§ Task to carry out:
Collect all the lines that mention the word "della".
══ Data provided ══
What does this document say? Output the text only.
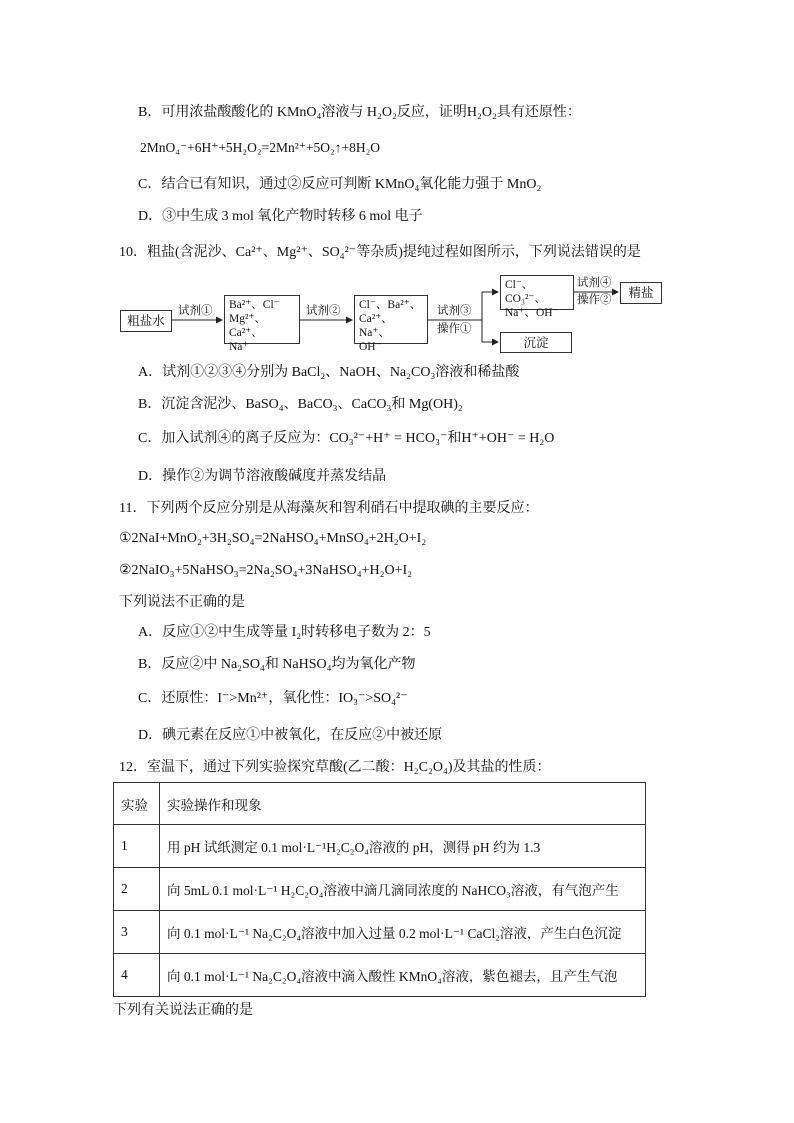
B．可用浓盐酸酸化的 KMnO₄溶液与 H₂O₂反应，证明H₂O₂具有还原性：
2MnO₄⁻+6H⁺+5H₂O₂=2Mn²⁺+5O₂↑+8H₂O
C．结合已有知识，通过②反应可判断 KMnO₄氧化能力强于 MnO₂
D．③中生成 3 mol 氧化产物时转移 6 mol 电子
10．粗盐(含泥沙、Ca²⁺、Mg²⁺、SO₄²⁻等杂质)提纯过程如图所示，下列说法错误的是
粗盐水
试剂① Ba²⁺、Cl⁻
Mg²⁺、Ca²⁺、
Na⁺
试剂② Cl⁻、Ba²⁺、
Ca²⁺、Na⁺、
OH⁻
试剂③
操作①
Cl⁻、CO₃²⁻、
Na⁺、OH⁻
试剂④
操作②	精盐
沉淀
A．试剂①②③④分别为 BaCl₂、NaOH、Na₂CO₃溶液和稀盐酸
B．沉淀含泥沙、BaSO₄、BaCO₃、CaCO₃和 Mg(OH)₂
C．加入试剂④的离子反应为：CO₃²⁻+H⁺ = HCO₃⁻和H⁺+OH⁻ = H₂O
D．操作②为调节溶液酸碱度并蒸发结晶
11．下列两个反应分别是从海藻灰和智利硝石中提取碘的主要反应：
①2NaI+MnO₂+3H₂SO₄=2NaHSO₄+MnSO₄+2H₂O+I₂
②2NaIO₃+5NaHSO₃=2Na₂SO₄+3NaHSO₄+H₂O+I₂
下列说法不正确的是
A．反应①②中生成等量 I₂时转移电子数为 2：5
B．反应②中 Na₂SO₄和 NaHSO₄均为氧化产物
C．还原性：I⁻>Mn²⁺，氧化性：IO₃⁻>SO₄²⁻
D．碘元素在反应①中被氧化，在反应②中被还原
12．室温下，通过下列实验探究草酸(乙二酸：H₂C₂O₄)及其盐的性质：
实验	实验操作和现象
1	用 pH 试纸测定 0.1 mol·L⁻¹H₂C₂O₄溶液的 pH，测得 pH 约为 1.3
2	向 5mL 0.1 mol·L⁻¹ H₂C₂O₄溶液中滴几滴同浓度的 NaHCO₃溶液，有气泡产生
3	向 0.1 mol·L⁻¹ Na₂C₂O₄溶液中加入过量 0.2 mol·L⁻¹ CaCl₂溶液，产生白色沉淀
4	向 0.1 mol·L⁻¹ Na₂C₂O₄溶液中滴入酸性 KMnO₄溶液，紫色褪去，且产生气泡
下列有关说法正确的是
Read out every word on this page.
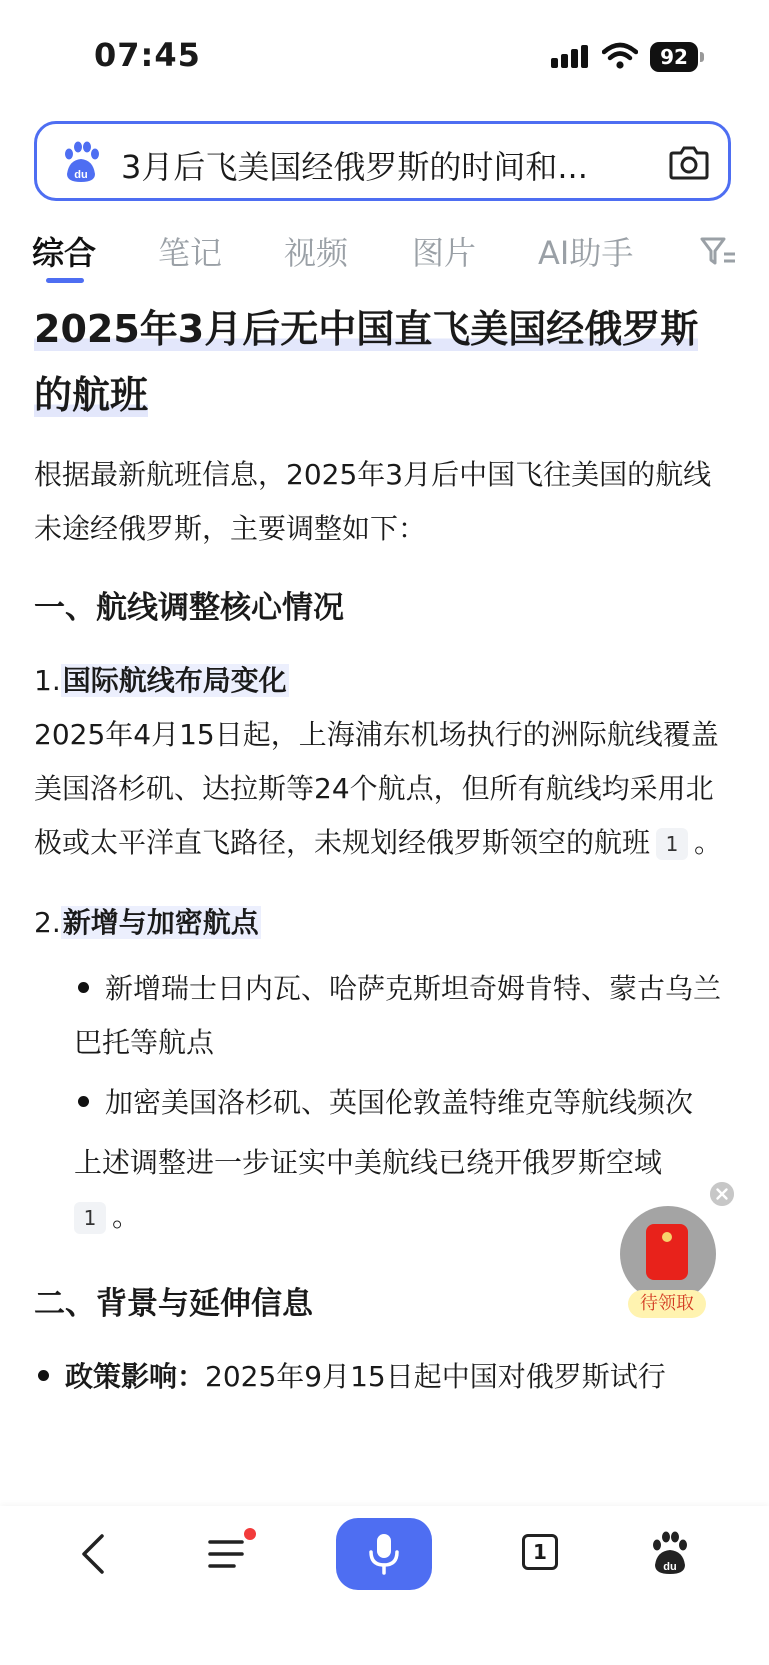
07:45	92
du 3月后飞美国经俄罗斯的时间和...
综合 笔记 视频 图片 AI助手
2025年3月后无中国直飞美国经俄罗斯的航班

根据最新航班信息，2025年3月后中国飞往美国的航线未途经俄罗斯，主要调整如下：

一、航线调整核心情况

1.国际航线布局变化

2025年4月15日起，上海浦东机场执行的洲际航线覆盖美国洛杉矶、达拉斯等24个航点，但所有航线均采用北极或太平洋直飞路径，未规划经俄罗斯领空的航班 1 。

2.新增与加密航点

新增瑞士日内瓦、哈萨克斯坦奇姆肯特、蒙古乌兰巴托等航点
加密美国洛杉矶、英国伦敦盖特维克等航线频次
上述调整进一步证实中美航线已绕开俄罗斯空域
1 。
二、背景与延伸信息
政策影响：2025年9月15日起中国对俄罗斯试行
待领取
1
du
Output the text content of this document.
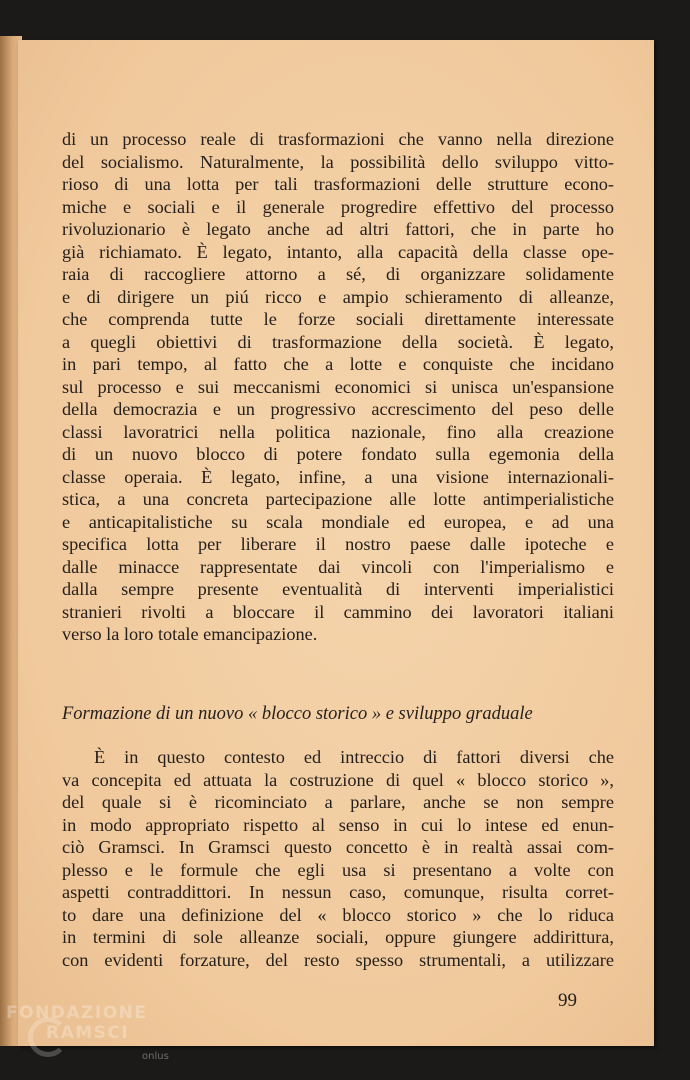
di un processo reale di trasformazioni che vanno nella direzione
del socialismo. Naturalmente, la possibilità dello sviluppo vitto-
rioso di una lotta per tali trasformazioni delle strutture econo-
miche e sociali e il generale progredire effettivo del processo
rivoluzionario è legato anche ad altri fattori, che in parte ho
già richiamato. È legato, intanto, alla capacità della classe ope-
raia di raccogliere attorno a sé, di organizzare solidamente
e di dirigere un piú ricco e ampio schieramento di alleanze,
che comprenda tutte le forze sociali direttamente interessate
a quegli obiettivi di trasformazione della società. È legato,
in pari tempo, al fatto che a lotte e conquiste che incidano
sul processo e sui meccanismi economici si unisca un'espansione
della democrazia e un progressivo accrescimento del peso delle
classi lavoratrici nella politica nazionale, fino alla creazione
di un nuovo blocco di potere fondato sulla egemonia della
classe operaia. È legato, infine, a una visione internazionali-
stica, a una concreta partecipazione alle lotte antimperialistiche
e anticapitalistiche su scala mondiale ed europea, e ad una
specifica lotta per liberare il nostro paese dalle ipoteche e
dalle minacce rappresentate dai vincoli con l'imperialismo e
dalla sempre presente eventualità di interventi imperialistici
stranieri rivolti a bloccare il cammino dei lavoratori italiani
verso la loro totale emancipazione.
Formazione di un nuovo « blocco storico » e sviluppo graduale
È in questo contesto ed intreccio di fattori diversi che
va concepita ed attuata la costruzione di quel « blocco storico »,
del quale si è ricominciato a parlare, anche se non sempre
in modo appropriato rispetto al senso in cui lo intese ed enun-
ciò Gramsci. In Gramsci questo concetto è in realtà assai com-
plesso e le formule che egli usa si presentano a volte con
aspetti contraddittori. In nessun caso, comunque, risulta corret-
to dare una definizione del « blocco storico » che lo riduca
in termini di sole alleanze sociali, oppure giungere addirittura,
con evidenti forzature, del resto spesso strumentali, a utilizzare
99
FONDAZIONE
RAMSCI
onlus
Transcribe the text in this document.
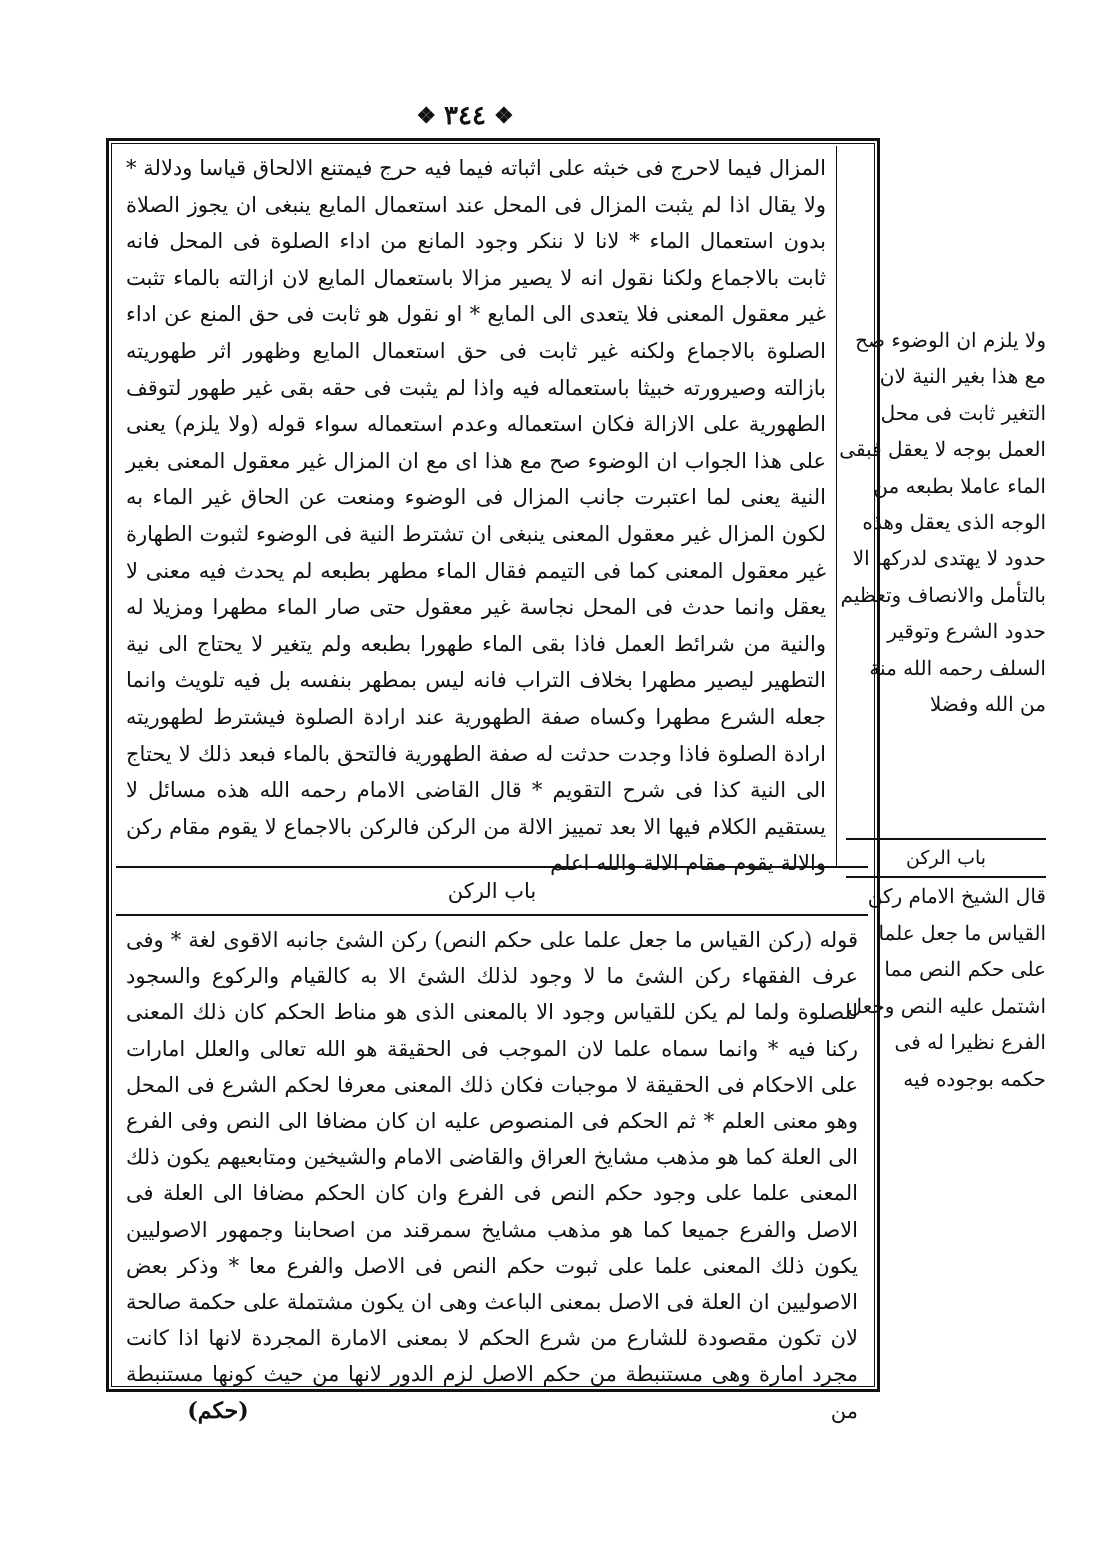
❖
٣٤٤
❖

المزال فيما لاحرج فى خبثه على اثباته فيما فيه حرج فيمتنع الالحاق قياسا ودلالة * ولا يقال اذا لم يثبت المزال فى المحل عند استعمال المايع ينبغى ان يجوز الصلاة بدون استعمال الماء * لانا لا ننكر وجود المانع من اداء الصلوة فى المحل فانه ثابت بالاجماع ولكنا نقول انه لا يصير مزالا باستعمال المايع لان ازالته بالماء تثبت غير معقول المعنى فلا يتعدى الى المايع * او نقول هو ثابت فى حق المنع عن اداء الصلوة بالاجماع ولكنه غير ثابت فى حق استعمال المايع وظهور اثر طهوريته بازالته وصيرورته خبيثا باستعماله فيه واذا لم يثبت فى حقه بقى غير طهور لتوقف الطهورية على الازالة فكان استعماله وعدم استعماله سواء قوله (ولا يلزم) يعنى على هذا الجواب ان الوضوء صح مع هذا اى مع ان المزال غير معقول المعنى بغير النية يعنى لما اعتبرت جانب المزال فى الوضوء ومنعت عن الحاق غير الماء به لكون المزال غير معقول المعنى ينبغى ان تشترط النية فى الوضوء لثبوت الطهارة غير معقول المعنى كما فى التيمم فقال الماء مطهر بطبعه لم يحدث فيه معنى لا يعقل وانما حدث فى المحل نجاسة غير معقول حتى صار الماء مطهرا ومزيلا له والنية من شرائط العمل فاذا بقى الماء طهورا بطبعه ولم يتغير لا يحتاج الى نية التطهير ليصير مطهرا بخلاف التراب فانه ليس بمطهر بنفسه بل فيه تلويث وانما جعله الشرع مطهرا وكساه صفة الطهورية عند ارادة الصلوة فيشترط لطهوريته ارادة الصلوة فاذا وجدت حدثت له صفة الطهورية فالتحق بالماء فبعد ذلك لا يحتاج الى النية كذا فى شرح التقويم * قال القاضى الامام رحمه الله هذه مسائل لا يستقيم الكلام فيها الا بعد تمييز الالة من الركن فالركن بالاجماع لا يقوم مقام ركن والالة يقوم مقام الالة والله اعلم

باب الركن

قوله (ركن القياس ما جعل علما على حكم النص) ركن الشئ جانبه الاقوى لغة * وفى عرف الفقهاء ركن الشئ ما لا وجود لذلك الشئ الا به كالقيام والركوع والسجود للصلوة ولما لم يكن للقياس وجود الا بالمعنى الذى هو مناط الحكم كان ذلك المعنى ركنا فيه * وانما سماه علما لان الموجب فى الحقيقة هو الله تعالى والعلل امارات على الاحكام فى الحقيقة لا موجبات فكان ذلك المعنى معرفا لحكم الشرع فى المحل وهو معنى العلم * ثم الحكم فى المنصوص عليه ان كان مضافا الى النص وفى الفرع الى العلة كما هو مذهب مشايخ العراق والقاضى الامام والشيخين ومتابعيهم يكون ذلك المعنى علما على وجود حكم النص فى الفرع وان كان الحكم مضافا الى العلة فى الاصل والفرع جميعا كما هو مذهب مشايخ سمرقند من اصحابنا وجمهور الاصوليين يكون ذلك المعنى علما على ثبوت حكم النص فى الاصل والفرع معا * وذكر بعض الاصوليين ان العلة فى الاصل بمعنى الباعث وهى ان يكون مشتملة على حكمة صالحة لان تكون مقصودة للشارع من شرع الحكم لا بمعنى الامارة المجردة لانها اذا كانت مجرد امارة وهى مستنبطة من حكم الاصل لزم الدور لانها من حيث كونها مستنبطة من

ولا يلزم ان الوضوء صح مع هذا بغير النية لان التغير ثابت فى محل العمل بوجه لا يعقل فبقى الماء عاملا بطبعه من الوجه الذى يعقل وهذه حدود لا يهتدى لدركها الا بالتأمل والانصاف وتعظيم حدود الشرع وتوقير السلف رحمه الله منة من الله وفضلا
باب الركن
قال الشيخ الامام ركن القياس ما جعل علما على حكم النص مما اشتمل عليه النص وجعل الفرع نظيرا له فى حكمه بوجوده فيه
(حكم)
═══
§ The reply:
già richiamato. È legato, intanto, alla capacità della classe ope-
a quegli obiettivi di trasformazione della società. È legato,
della democrazia e un progressivo accrescimento del peso delle
di un nuovo blocco di potere fondato sulla egemonia della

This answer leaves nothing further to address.